[Stored data entries]
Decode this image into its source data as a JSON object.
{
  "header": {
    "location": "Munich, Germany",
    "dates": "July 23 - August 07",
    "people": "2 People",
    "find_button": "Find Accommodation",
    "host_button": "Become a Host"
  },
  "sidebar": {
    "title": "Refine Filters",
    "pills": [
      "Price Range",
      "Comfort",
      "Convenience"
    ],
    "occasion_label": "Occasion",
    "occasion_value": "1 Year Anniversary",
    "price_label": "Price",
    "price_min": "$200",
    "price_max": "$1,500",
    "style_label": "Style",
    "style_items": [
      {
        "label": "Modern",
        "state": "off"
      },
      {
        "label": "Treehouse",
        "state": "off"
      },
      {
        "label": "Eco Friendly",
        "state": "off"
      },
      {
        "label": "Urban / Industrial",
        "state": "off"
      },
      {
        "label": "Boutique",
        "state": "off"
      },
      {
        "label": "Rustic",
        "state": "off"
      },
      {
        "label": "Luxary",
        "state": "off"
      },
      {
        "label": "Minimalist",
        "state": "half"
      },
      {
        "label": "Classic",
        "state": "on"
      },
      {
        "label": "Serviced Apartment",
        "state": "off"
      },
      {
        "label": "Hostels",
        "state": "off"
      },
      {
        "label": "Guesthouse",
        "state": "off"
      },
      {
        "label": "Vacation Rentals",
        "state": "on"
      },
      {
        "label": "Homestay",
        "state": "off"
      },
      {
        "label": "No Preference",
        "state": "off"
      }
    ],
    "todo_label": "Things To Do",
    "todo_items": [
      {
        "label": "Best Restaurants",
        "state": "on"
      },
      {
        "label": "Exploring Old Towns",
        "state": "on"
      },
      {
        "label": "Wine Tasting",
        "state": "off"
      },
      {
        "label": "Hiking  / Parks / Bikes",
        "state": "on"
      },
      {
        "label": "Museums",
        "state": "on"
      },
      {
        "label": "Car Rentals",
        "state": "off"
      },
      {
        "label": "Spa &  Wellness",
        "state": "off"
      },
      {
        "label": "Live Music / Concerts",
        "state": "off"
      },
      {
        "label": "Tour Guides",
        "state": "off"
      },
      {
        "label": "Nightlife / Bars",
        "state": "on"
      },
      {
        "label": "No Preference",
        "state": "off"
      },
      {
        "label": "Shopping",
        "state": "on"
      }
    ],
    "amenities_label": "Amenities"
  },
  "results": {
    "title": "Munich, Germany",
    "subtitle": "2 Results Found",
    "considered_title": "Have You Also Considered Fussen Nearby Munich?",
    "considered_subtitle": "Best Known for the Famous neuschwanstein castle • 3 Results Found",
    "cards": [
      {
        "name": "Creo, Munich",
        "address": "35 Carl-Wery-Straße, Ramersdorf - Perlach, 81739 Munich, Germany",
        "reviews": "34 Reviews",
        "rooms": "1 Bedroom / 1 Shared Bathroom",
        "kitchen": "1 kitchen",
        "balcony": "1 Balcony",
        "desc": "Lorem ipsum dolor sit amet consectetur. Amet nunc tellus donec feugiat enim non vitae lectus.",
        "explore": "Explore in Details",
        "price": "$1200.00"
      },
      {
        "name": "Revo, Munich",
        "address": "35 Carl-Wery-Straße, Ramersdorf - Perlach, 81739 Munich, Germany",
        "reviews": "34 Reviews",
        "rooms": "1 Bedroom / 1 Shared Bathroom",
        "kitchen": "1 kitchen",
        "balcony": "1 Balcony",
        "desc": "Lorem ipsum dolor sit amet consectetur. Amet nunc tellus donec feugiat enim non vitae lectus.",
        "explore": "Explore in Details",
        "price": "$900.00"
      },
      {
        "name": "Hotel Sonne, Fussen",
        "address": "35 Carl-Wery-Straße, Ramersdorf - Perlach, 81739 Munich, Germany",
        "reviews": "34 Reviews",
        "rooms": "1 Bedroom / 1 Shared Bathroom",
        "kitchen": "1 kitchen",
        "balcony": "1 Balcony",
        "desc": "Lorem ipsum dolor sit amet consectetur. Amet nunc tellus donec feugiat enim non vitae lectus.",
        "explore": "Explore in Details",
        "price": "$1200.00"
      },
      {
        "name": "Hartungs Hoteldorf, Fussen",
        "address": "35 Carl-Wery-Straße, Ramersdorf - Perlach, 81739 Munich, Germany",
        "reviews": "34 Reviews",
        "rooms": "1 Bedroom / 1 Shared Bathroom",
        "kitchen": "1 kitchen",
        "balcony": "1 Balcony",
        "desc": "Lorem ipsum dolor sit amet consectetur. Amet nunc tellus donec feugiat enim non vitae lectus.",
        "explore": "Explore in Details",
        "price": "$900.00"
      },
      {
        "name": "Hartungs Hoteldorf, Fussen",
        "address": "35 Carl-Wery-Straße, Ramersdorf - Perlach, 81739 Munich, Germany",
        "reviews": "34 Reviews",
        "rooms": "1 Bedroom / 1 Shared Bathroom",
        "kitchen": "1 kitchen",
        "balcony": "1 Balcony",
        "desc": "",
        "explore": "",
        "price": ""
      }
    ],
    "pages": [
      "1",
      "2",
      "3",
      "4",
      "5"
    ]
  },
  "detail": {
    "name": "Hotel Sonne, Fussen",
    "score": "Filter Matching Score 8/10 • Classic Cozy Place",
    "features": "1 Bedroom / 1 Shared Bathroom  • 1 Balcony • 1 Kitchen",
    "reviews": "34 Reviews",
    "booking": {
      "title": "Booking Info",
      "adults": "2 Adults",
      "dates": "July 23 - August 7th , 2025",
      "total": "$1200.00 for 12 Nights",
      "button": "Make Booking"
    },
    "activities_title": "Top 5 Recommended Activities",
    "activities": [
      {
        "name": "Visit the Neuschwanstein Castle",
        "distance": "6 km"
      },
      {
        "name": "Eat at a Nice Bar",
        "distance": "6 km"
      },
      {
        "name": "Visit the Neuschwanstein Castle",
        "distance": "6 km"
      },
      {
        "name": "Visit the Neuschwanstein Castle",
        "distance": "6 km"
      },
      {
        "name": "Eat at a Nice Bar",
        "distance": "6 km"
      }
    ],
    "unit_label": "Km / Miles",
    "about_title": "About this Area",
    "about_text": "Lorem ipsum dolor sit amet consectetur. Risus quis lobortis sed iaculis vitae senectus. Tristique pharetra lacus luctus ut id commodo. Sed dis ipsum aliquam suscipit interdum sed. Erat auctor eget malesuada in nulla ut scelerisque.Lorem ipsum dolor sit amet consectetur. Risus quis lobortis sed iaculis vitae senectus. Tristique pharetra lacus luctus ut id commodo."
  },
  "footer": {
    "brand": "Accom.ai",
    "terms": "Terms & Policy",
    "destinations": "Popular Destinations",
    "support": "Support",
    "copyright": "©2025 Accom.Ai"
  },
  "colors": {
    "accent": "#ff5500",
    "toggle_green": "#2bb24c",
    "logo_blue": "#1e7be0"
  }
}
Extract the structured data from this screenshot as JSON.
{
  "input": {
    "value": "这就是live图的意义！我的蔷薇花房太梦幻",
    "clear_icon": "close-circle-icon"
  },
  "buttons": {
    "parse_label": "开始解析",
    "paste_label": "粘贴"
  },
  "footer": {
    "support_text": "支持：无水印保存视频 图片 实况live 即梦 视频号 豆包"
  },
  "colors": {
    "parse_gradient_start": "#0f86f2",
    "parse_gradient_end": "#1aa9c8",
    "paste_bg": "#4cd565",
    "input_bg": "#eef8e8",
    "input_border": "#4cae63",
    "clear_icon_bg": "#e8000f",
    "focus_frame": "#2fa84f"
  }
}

## INSTRUCTION
Extract every line from the one containing "Extract the structured" through the last line of the data, inclusive, exactly as written.

## PROBLEM SOLUTION
Extract the structured data from this screenshot as JSON.
{
  "input": {
    "value": "这就是live图的意义！我的蔷薇花房太梦幻",
    "clear_icon": "close-circle-icon"
  },
  "buttons": {
    "parse_label": "开始解析",
    "paste_label": "粘贴"
  },
  "footer": {
    "support_text": "支持：无水印保存视频 图片 实况live 即梦 视频号 豆包"
  },
  "colors": {
    "parse_gradient_start": "#0f86f2",
    "parse_gradient_end": "#1aa9c8",
    "paste_bg": "#4cd565",
    "input_bg": "#eef8e8",
    "input_border": "#4cae63",
    "clear_icon_bg": "#e8000f",
    "focus_frame": "#2fa84f"
  }
}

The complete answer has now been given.